The season started with a dull one,a poor performance at Tynecastle rescued by a late equaliser by Paul McStay. He really was becoming a wonderful player. A couple of good results followed but a draw with the huns at home took the shine off things. I think the crossbar at Celtic Park is still vibrating from a shot by Robert Prytz that day,he absolutely hammered it. A few more good results followed,including a defeat of Aberdeen at home. We rounded off September with a comfortable 2-0 against Dundee and were looking good. Tight at the top with Aberdeen and Dundee United with,surprisingly,Hearts keeping up to the pace.
Then October arrived. In three months between beating Dundee and then Clydebank,both by 2-0,we hit an abysmal run of form. In eleven matches our form read W4 D2 L5 and this included a run of three matches against Aberdeen,Dundee United and Rangers. Which we managed to lose by an aggregate of 10-1. Absolutely shocking.
Turkey was off the menu at Christmas for us Celtic fans that year. They were all on the pitch and we were fed up watching them getting stuffed. Let’s say that morale was low,and leave it at that. God,on our daywe were good,aye,but…
New Year arrived and our inconsistent form continued. Our next ten matches saw us taking only eleven points,with far too many draws in games we should have won. Twice being two goals in front at Ibrox,for instance,and scrambling for a late equaliser for a 4-4 draw. Eight games left and seven points behind unlikely pacesetters Hearts,who were on a long unbeaten run-it looked all over,for sure. And we were out of the cup too,losing again to Hibs. I mean,Hibs?!!!

CHALLENGE 1: Retype the whole passage about Celtic's season word for word.

Extracted data entries:
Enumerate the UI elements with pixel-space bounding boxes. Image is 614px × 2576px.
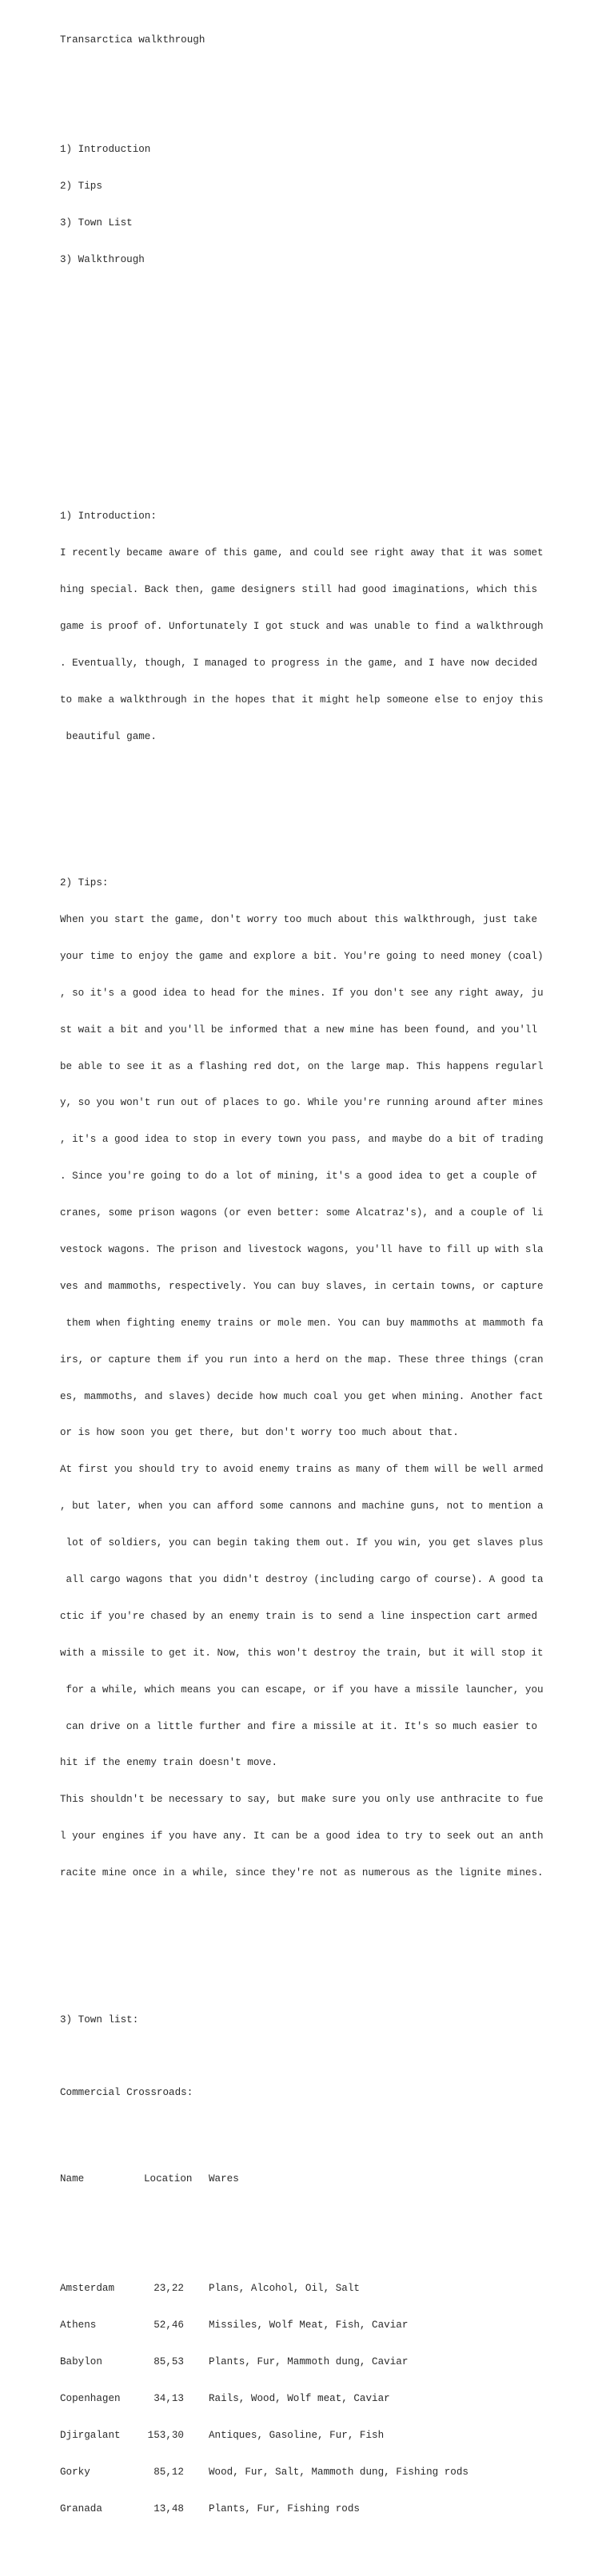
table-row	[60, 2320, 604, 2332]
paragraph-line: ves and mammoths, respectively. You can buy slaves, in certain towns, or capture	[60, 1280, 544, 1292]
paragraph-line: ctic if you're chased by an enemy train is to send a line inspection cart armed	[60, 1610, 538, 1622]
paragraph-line: When you start the game, don't worry too much about this walkthrough, just take	[60, 913, 538, 925]
paragraph-line: hit if the enemy train doesn't move.	[60, 1757, 278, 1769]
table-header	[60, 2173, 604, 2185]
paragraph-line: y, so you won't run out of places to go. While you're running around after mines	[60, 1097, 544, 1109]
paragraph-line: vestock wagons. The prison and livestock wagons, you'll have to fill up with sla	[60, 1243, 544, 1255]
paragraph-line: your time to enjoy the game and explore a bit. You're going to need money (coal)	[60, 950, 544, 962]
paragraph-line: st wait a bit and you'll be informed that a new mine has been found, and you'll	[60, 1024, 538, 1036]
spacer	[60, 328, 604, 340]
paragraph-line: irs, or capture them if you run into a herd on the map. These three things (cran	[60, 1354, 544, 1366]
paragraph-line: . Since you're going to do a lot of mining, it's a good idea to get a couple of	[60, 1171, 538, 1183]
town-name: Athens	[60, 2320, 97, 2332]
paragraph-line: game is proof of. Unfortunately I got stuck and was unable to find a walkthrough	[60, 620, 544, 632]
paragraph-line: l your engines if you have any. It can be a good idea to try to seek out an anth	[60, 1831, 544, 1843]
table-row	[60, 2283, 604, 2295]
spacer	[60, 2124, 604, 2136]
town-wares: Plants, Fur, Fishing rods	[209, 2502, 360, 2514]
table-row	[60, 2393, 604, 2405]
table-of-contents	[60, 120, 604, 291]
town-wares: Rails, Wood, Wolf meat, Caviar	[209, 2392, 390, 2404]
town-wares: Wood, Fur, Salt, Mammoth dung, Fishing rods	[209, 2466, 468, 2478]
town-name: Babylon	[60, 2356, 102, 2367]
paragraph-line: to make a walkthrough in the hopes that it might help someone else to enjoy this	[60, 694, 544, 706]
document-title: Transarctica walkthrough	[60, 34, 205, 46]
town-location: 13,48	[154, 2502, 184, 2514]
paragraph-line: beautiful game.	[60, 730, 157, 742]
town-location: 85,12	[154, 2466, 184, 2478]
paragraph-line: racite mine once in a while, since they're not as numerous as the lignite mines.	[60, 1867, 544, 1879]
spacer	[60, 401, 604, 413]
town-name: Amsterdam	[60, 2283, 115, 2295]
section-heading: 2) Tips:	[60, 877, 109, 889]
paragraph-line: hing special. Back then, game designers still had good imaginations, which this	[60, 583, 538, 595]
spacer	[60, 2051, 604, 2063]
town-wares: Plans, Alcohol, Oil, Salt	[209, 2283, 360, 2295]
table-row	[60, 2467, 604, 2479]
paragraph-line: be able to see it as a flashing red dot, on the large map. This happens regularl	[60, 1060, 544, 1072]
paragraph-line: , it's a good idea to stop in every town you pass, and maybe do a bit of trading	[60, 1134, 544, 1146]
toc-item: 3) Walkthrough	[60, 253, 145, 265]
spacer	[60, 364, 604, 376]
town-location: 23,22	[154, 2283, 184, 2295]
spacer	[60, 70, 604, 82]
town-name: Copenhagen	[60, 2392, 121, 2404]
tips-section	[60, 853, 604, 1904]
paragraph-line: cranes, some prison wagons (or even better: some Alcatraz's), and a couple of li	[60, 1207, 544, 1219]
town-location: 153,30	[147, 2429, 184, 2441]
paragraph-line: can drive on a little further and fire a missile at it. It's so much easier to	[60, 1720, 538, 1732]
town-table	[60, 2259, 604, 2540]
table-row	[60, 2356, 604, 2368]
paragraph-line: all cargo wagons that you didn't destroy (including cargo of course). A good ta	[60, 1574, 544, 1585]
table-row	[60, 2503, 604, 2515]
paragraph-line: , but later, when you can afford some cannons and machine guns, not to mention a	[60, 1501, 544, 1513]
town-list-section	[60, 1990, 604, 2564]
paragraph-line: them when fighting enemy trains or mole men. You can buy mammoths at mammoth fa	[60, 1317, 544, 1329]
paragraph-line: I recently became aware of this game, and could see right away that it was somet	[60, 547, 544, 559]
column-header-location: Location	[144, 2173, 193, 2184]
paragraph-line: or is how soon you get there, but don't worry too much about that.	[60, 1427, 459, 1439]
toc-item: 2) Tips	[60, 181, 102, 193]
town-wares: Missiles, Wolf Meat, Fish, Caviar	[209, 2320, 409, 2332]
table-row	[60, 2430, 604, 2442]
town-wares: Antiques, Gasoline, Fur, Fish	[209, 2429, 385, 2441]
paragraph-line: lot of soldiers, you can begin taking them out. If you win, you get slaves plus	[60, 1537, 544, 1549]
town-location: 52,46	[154, 2320, 184, 2332]
paragraph-line: This shouldn't be necessary to say, but make sure you only use anthracite to fue	[60, 1794, 544, 1806]
section-heading: 3) Town list:	[60, 2013, 139, 2025]
paragraph-line: . Eventually, though, I managed to progress in the game, and I have now decided	[60, 657, 538, 669]
town-wares: Plants, Fur, Mammoth dung, Caviar	[209, 2356, 409, 2367]
town-location: 34,13	[154, 2392, 184, 2404]
paragraph-line: with a missile to get it. Now, this won't destroy the train, but it will stop it	[60, 1647, 544, 1659]
spacer	[60, 2209, 604, 2221]
town-name: Djirgalant	[60, 2429, 121, 2441]
toc-item: 1) Introduction	[60, 144, 151, 156]
spacer	[60, 437, 604, 449]
spacer	[60, 1941, 604, 1953]
column-header-name: Name	[60, 2173, 85, 2184]
section-heading: 1) Introduction:	[60, 511, 157, 523]
walkthrough-document	[60, 10, 604, 2576]
column-header-wares: Wares	[209, 2173, 239, 2184]
paragraph-line: , so it's a good idea to head for the mines. If you don't see any right away, ju	[60, 987, 544, 999]
paragraph-line: At first you should try to avoid enemy trains as many of them will be well armed	[60, 1464, 544, 1476]
paragraph-line: for a while, which means you can escape, or if you have a missile launcher, you	[60, 1684, 544, 1695]
spacer	[60, 804, 604, 816]
introduction-section	[60, 487, 604, 768]
subsection-heading: Commercial Crossroads:	[60, 2087, 193, 2099]
paragraph-line: es, mammoths, and slaves) decide how much coal you get when mining. Another fact	[60, 1390, 544, 1402]
town-location: 85,53	[154, 2356, 184, 2367]
toc-item: 3) Town List	[60, 217, 133, 229]
town-name: Granada	[60, 2502, 102, 2514]
town-name: Gorky	[60, 2466, 90, 2478]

CHALLENGE 2: Echo back, unchanged, only the stretch of the rows from the line that contains "2320, 604, 2332]" through the line that contains "paragraph-line: ctic if".

EXPECTED OUTPUT 1:
The season started with a dull one,a poor performance at Tynecastle rescued by a late equaliser by Paul McStay. He really was becoming a wonderful player. A couple of good results followed but a draw with the huns at home took the shine off things. I think the crossbar at Celtic Park is still vibrating from a shot by Robert Prytz that day,he absolutely hammered it. A few more good results followed,including a defeat of Aberdeen at home. We rounded off September with a comfortable 2-0 against Dundee and were looking good. Tight at the top with Aberdeen and Dundee United with,surprisingly,Hearts keeping up to the pace.
Then October arrived. In three months between beating Dundee and then Clydebank,both by 2-0,we hit an abysmal run of form. In eleven matches our form read W4 D2 L5 and this included a run of three matches against Aberdeen,Dundee United and Rangers. Which we managed to lose by an aggregate of 10-1. Absolutely shocking.
Turkey was off the menu at Christmas for us Celtic fans that year. They were all on the pitch and we were fed up watching them getting stuffed. Let’s say that morale was low,and leave it at that. God,on our daywe were good,aye,but…
New Year arrived and our inconsistent form continued. Our next ten matches saw us taking only eleven points,with far too many draws in games we should have won. Twice being two goals in front at Ibrox,for instance,and scrambling for a late equaliser for a 4-4 draw. Eight games left and seven points behind unlikely pacesetters Hearts,who were on a long unbeaten run-it looked all over,for sure. And we were out of the cup too,losing again to Hibs. I mean,Hibs?!!!

EXPECTED OUTPUT 2:
table-row	[60, 2320, 604, 2332]
paragraph-line: ves and mammoths, respectively. You can buy slaves, in certain towns, or capture	[60, 1280, 544, 1292]
paragraph-line: ctic if you're chased by an enemy train is to send a line inspection cart armed	[60, 1610, 538, 1622]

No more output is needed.